**RECORDS PROVIDED**
##########

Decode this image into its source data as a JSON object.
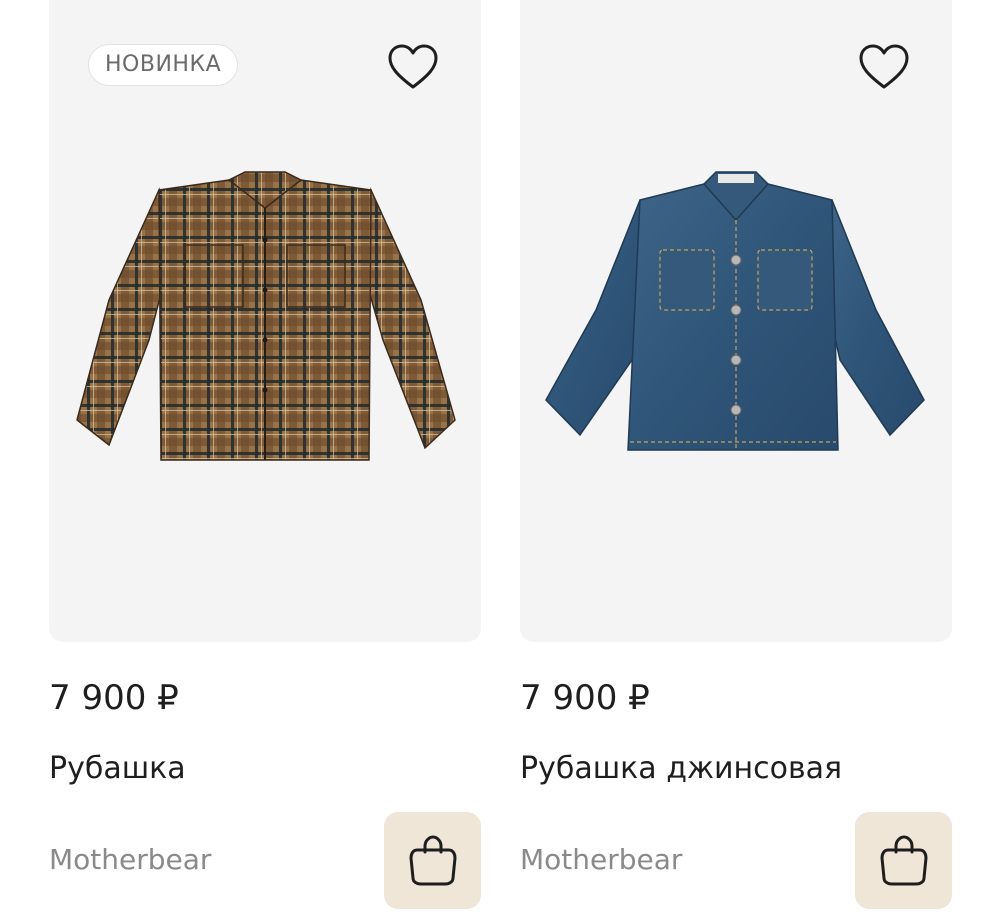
{
  "products": [
    {
      "badge": "НОВИНКА",
      "price": "7 900 ₽",
      "title": "Рубашка",
      "brand": "Motherbear"
    },
    {
      "price": "7 900 ₽",
      "title": "Рубашка джинсовая",
      "brand": "Motherbear"
    }
  ],
  "colors": {
    "card_background": "#f4f4f4",
    "cart_button": "#efe6d8",
    "text_primary": "#1e1e1e",
    "text_secondary": "#8a8a8a"
  },
  "icons": [
    "heart-icon",
    "shopping-bag-icon"
  ]
}
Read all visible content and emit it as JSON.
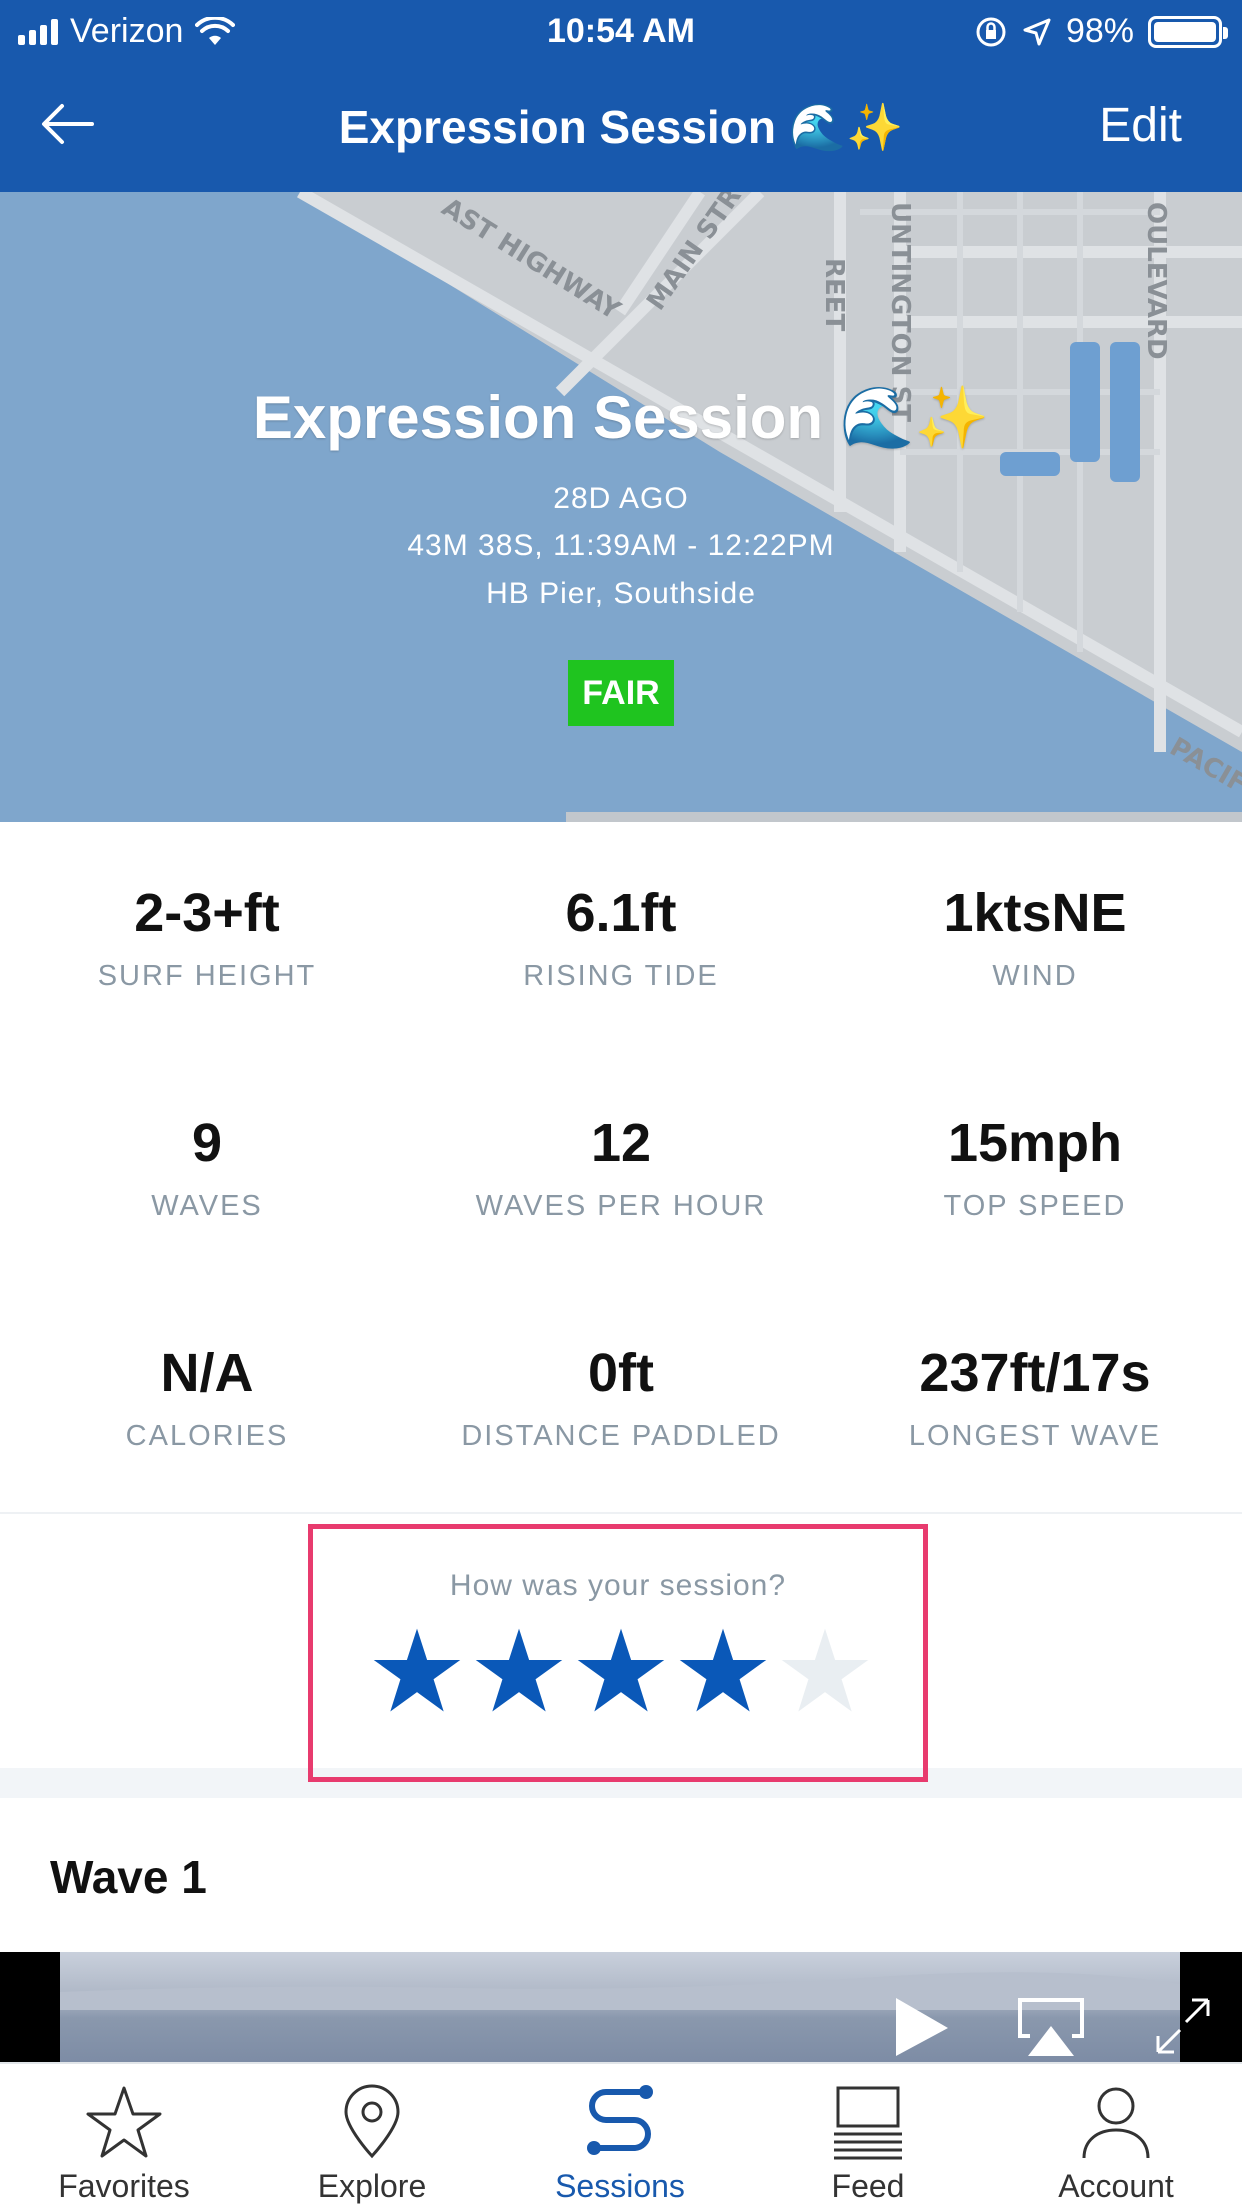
{
  "status_bar": {
    "carrier": "Verizon",
    "time": "10:54 AM",
    "battery": "98%"
  },
  "nav": {
    "title": "Expression Session 🌊✨",
    "edit_label": "Edit"
  },
  "map": {
    "labels": [
      "AST HIGHWAY",
      "MAIN STR",
      "REET",
      "UNTINGTON ST",
      "OULEVARD",
      "PACIF"
    ]
  },
  "hero": {
    "title": "Expression Session 🌊✨",
    "ago": "28D AGO",
    "time_range": "43M 38S, 11:39AM - 12:22PM",
    "spot": "HB Pier, Southside",
    "condition": "FAIR",
    "condition_color": "#1fc41f"
  },
  "stats": [
    {
      "value": "2-3+ft",
      "label": "SURF HEIGHT"
    },
    {
      "value": "6.1ft",
      "label": "RISING TIDE"
    },
    {
      "value": "1ktsNE",
      "label": "WIND"
    },
    {
      "value": "9",
      "label": "WAVES"
    },
    {
      "value": "12",
      "label": "WAVES PER HOUR"
    },
    {
      "value": "15mph",
      "label": "TOP SPEED"
    },
    {
      "value": "N/A",
      "label": "CALORIES"
    },
    {
      "value": "0ft",
      "label": "DISTANCE PADDLED"
    },
    {
      "value": "237ft/17s",
      "label": "LONGEST WAVE"
    }
  ],
  "rating": {
    "question": "How was your session?",
    "value": 4,
    "max": 5,
    "filled_color": "#0a58b8",
    "empty_color": "#e9eef2"
  },
  "wave_section": {
    "title": "Wave 1"
  },
  "tabs": [
    {
      "label": "Favorites",
      "icon": "star-icon"
    },
    {
      "label": "Explore",
      "icon": "location-pin-icon"
    },
    {
      "label": "Sessions",
      "icon": "sessions-path-icon",
      "active": true
    },
    {
      "label": "Feed",
      "icon": "feed-icon"
    },
    {
      "label": "Account",
      "icon": "person-icon"
    }
  ],
  "colors": {
    "brand_blue": "#1859ad",
    "highlight_border": "#e83b6e"
  }
}
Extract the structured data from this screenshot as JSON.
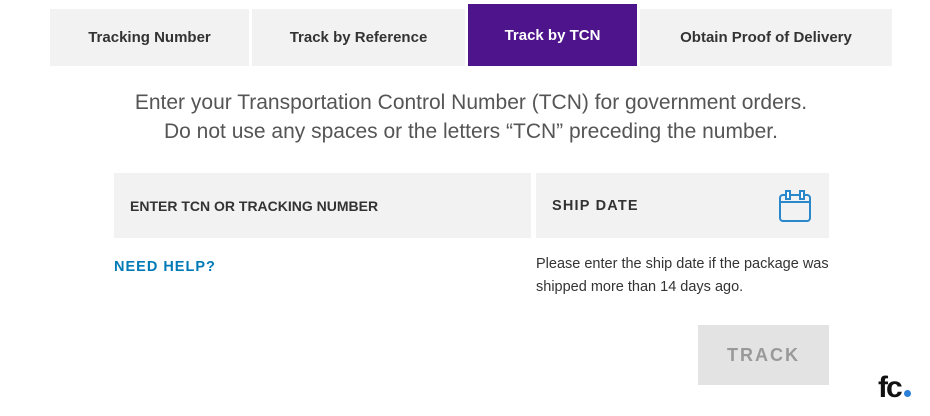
{
  "tabs": [
    {
      "label": "Tracking Number",
      "active": false
    },
    {
      "label": "Track by Reference",
      "active": false
    },
    {
      "label": "Track by TCN",
      "active": true
    },
    {
      "label": "Obtain Proof of Delivery",
      "active": false
    }
  ],
  "intro": {
    "line1": "Enter your Transportation Control Number (TCN) for government orders.",
    "line2": "Do not use any spaces or the letters “TCN” preceding the number."
  },
  "form": {
    "tcn_label": "ENTER TCN OR TRACKING NUMBER",
    "ship_date_label": "SHIP DATE",
    "ship_date_icon": "calendar-icon",
    "help_link": "NEED HELP?",
    "ship_date_hint": "Please enter the ship date if the package was shipped more than 14 days ago.",
    "track_button": "TRACK"
  },
  "logo": {
    "text": "fc",
    "dot_color": "#2a7fd6"
  },
  "colors": {
    "accent": "#4d148c",
    "link": "#007ab7",
    "field_bg": "#f2f2f2"
  }
}
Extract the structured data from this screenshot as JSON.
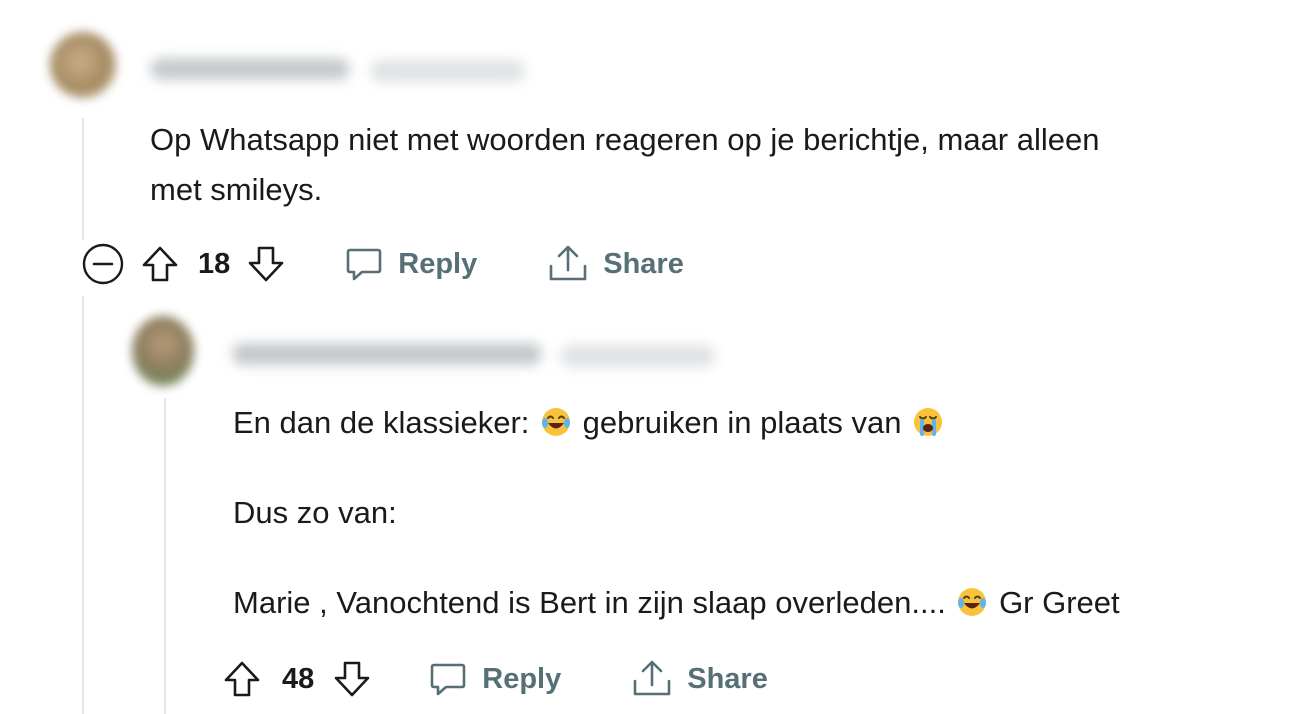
{
  "parent_comment": {
    "text_lines": [
      "Op Whatsapp niet met woorden reageren op je berichtje, maar alleen",
      "met smileys."
    ],
    "score": "18",
    "reply_label": "Reply",
    "share_label": "Share"
  },
  "child_comment": {
    "line1_before": "En dan de klassieker:",
    "line1_emoji1": "😂",
    "line1_middle": "gebruiken in plaats van",
    "line1_emoji2": "😭",
    "line2": "Dus zo van:",
    "line3_before": "Marie , Vanochtend is Bert in zijn slaap overleden....",
    "line3_emoji": "😂",
    "line3_after": "Gr Greet",
    "score": "48",
    "reply_label": "Reply",
    "share_label": "Share"
  },
  "icons": {
    "collapse": "collapse-minus-icon",
    "upvote": "arrow-up-outline-icon",
    "downvote": "arrow-down-outline-icon",
    "reply": "speech-bubble-icon",
    "share": "share-upload-icon"
  },
  "colors": {
    "action_gray": "#576f76",
    "text": "#1a1a1b",
    "thread_line": "#e5e7ea"
  }
}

##########

**WORK TO DO**
Exclude the pictures, and transcribe all of the material exactly.

**SOLUTION BELOW**
Decode this image into its source data as a JSON object.
{
  "products": [
    {
      "badge": "НОВИНКА",
      "price": "7 900 ₽",
      "title": "Рубашка",
      "brand": "Motherbear"
    },
    {
      "price": "7 900 ₽",
      "title": "Рубашка джинсовая",
      "brand": "Motherbear"
    }
  ],
  "colors": {
    "card_background": "#f4f4f4",
    "cart_button": "#efe6d8",
    "text_primary": "#1e1e1e",
    "text_secondary": "#8a8a8a"
  },
  "icons": [
    "heart-icon",
    "shopping-bag-icon"
  ]
}
Read all visible content and emit it as JSON.
{
  "status_bar": {
    "carrier": "Verizon",
    "time": "10:54 AM",
    "battery": "98%"
  },
  "nav": {
    "title": "Expression Session 🌊✨",
    "edit_label": "Edit"
  },
  "map": {
    "labels": [
      "AST HIGHWAY",
      "MAIN STR",
      "REET",
      "UNTINGTON ST",
      "OULEVARD",
      "PACIF"
    ]
  },
  "hero": {
    "title": "Expression Session 🌊✨",
    "ago": "28D AGO",
    "time_range": "43M 38S, 11:39AM - 12:22PM",
    "spot": "HB Pier, Southside",
    "condition": "FAIR",
    "condition_color": "#1fc41f"
  },
  "stats": [
    {
      "value": "2-3+ft",
      "label": "SURF HEIGHT"
    },
    {
      "value": "6.1ft",
      "label": "RISING TIDE"
    },
    {
      "value": "1ktsNE",
      "label": "WIND"
    },
    {
      "value": "9",
      "label": "WAVES"
    },
    {
      "value": "12",
      "label": "WAVES PER HOUR"
    },
    {
      "value": "15mph",
      "label": "TOP SPEED"
    },
    {
      "value": "N/A",
      "label": "CALORIES"
    },
    {
      "value": "0ft",
      "label": "DISTANCE PADDLED"
    },
    {
      "value": "237ft/17s",
      "label": "LONGEST WAVE"
    }
  ],
  "rating": {
    "question": "How was your session?",
    "value": 4,
    "max": 5,
    "filled_color": "#0a58b8",
    "empty_color": "#e9eef2"
  },
  "wave_section": {
    "title": "Wave 1"
  },
  "tabs": [
    {
      "label": "Favorites",
      "icon": "star-icon"
    },
    {
      "label": "Explore",
      "icon": "location-pin-icon"
    },
    {
      "label": "Sessions",
      "icon": "sessions-path-icon",
      "active": true
    },
    {
      "label": "Feed",
      "icon": "feed-icon"
    },
    {
      "label": "Account",
      "icon": "person-icon"
    }
  ],
  "colors": {
    "brand_blue": "#1859ad",
    "highlight_border": "#e83b6e"
  }
}
Extract the structured data from this screenshot as JSON.
{
  "tabs": [
    {
      "label": "Tracking Number",
      "active": false
    },
    {
      "label": "Track by Reference",
      "active": false
    },
    {
      "label": "Track by TCN",
      "active": true
    },
    {
      "label": "Obtain Proof of Delivery",
      "active": false
    }
  ],
  "intro": {
    "line1": "Enter your Transportation Control Number (TCN) for government orders.",
    "line2": "Do not use any spaces or the letters “TCN” preceding the number."
  },
  "form": {
    "tcn_label": "ENTER TCN OR TRACKING NUMBER",
    "ship_date_label": "SHIP DATE",
    "ship_date_icon": "calendar-icon",
    "help_link": "NEED HELP?",
    "ship_date_hint": "Please enter the ship date if the package was shipped more than 14 days ago.",
    "track_button": "TRACK"
  },
  "logo": {
    "text": "fc",
    "dot_color": "#2a7fd6"
  },
  "colors": {
    "accent": "#4d148c",
    "link": "#007ab7",
    "field_bg": "#f2f2f2"
  }
}
Extract the structured data from this screenshot as JSON.
{
  "parent_comment": {
    "text_lines": [
      "Op Whatsapp niet met woorden reageren op je berichtje, maar alleen",
      "met smileys."
    ],
    "score": "18",
    "reply_label": "Reply",
    "share_label": "Share"
  },
  "child_comment": {
    "line1_before": "En dan de klassieker:",
    "line1_emoji1": "😂",
    "line1_middle": "gebruiken in plaats van",
    "line1_emoji2": "😭",
    "line2": "Dus zo van:",
    "line3_before": "Marie , Vanochtend is Bert in zijn slaap overleden....",
    "line3_emoji": "😂",
    "line3_after": "Gr Greet",
    "score": "48",
    "reply_label": "Reply",
    "share_label": "Share"
  },
  "icons": {
    "collapse": "collapse-minus-icon",
    "upvote": "arrow-up-outline-icon",
    "downvote": "arrow-down-outline-icon",
    "reply": "speech-bubble-icon",
    "share": "share-upload-icon"
  },
  "colors": {
    "action_gray": "#576f76",
    "text": "#1a1a1b",
    "thread_line": "#e5e7ea"
  }
}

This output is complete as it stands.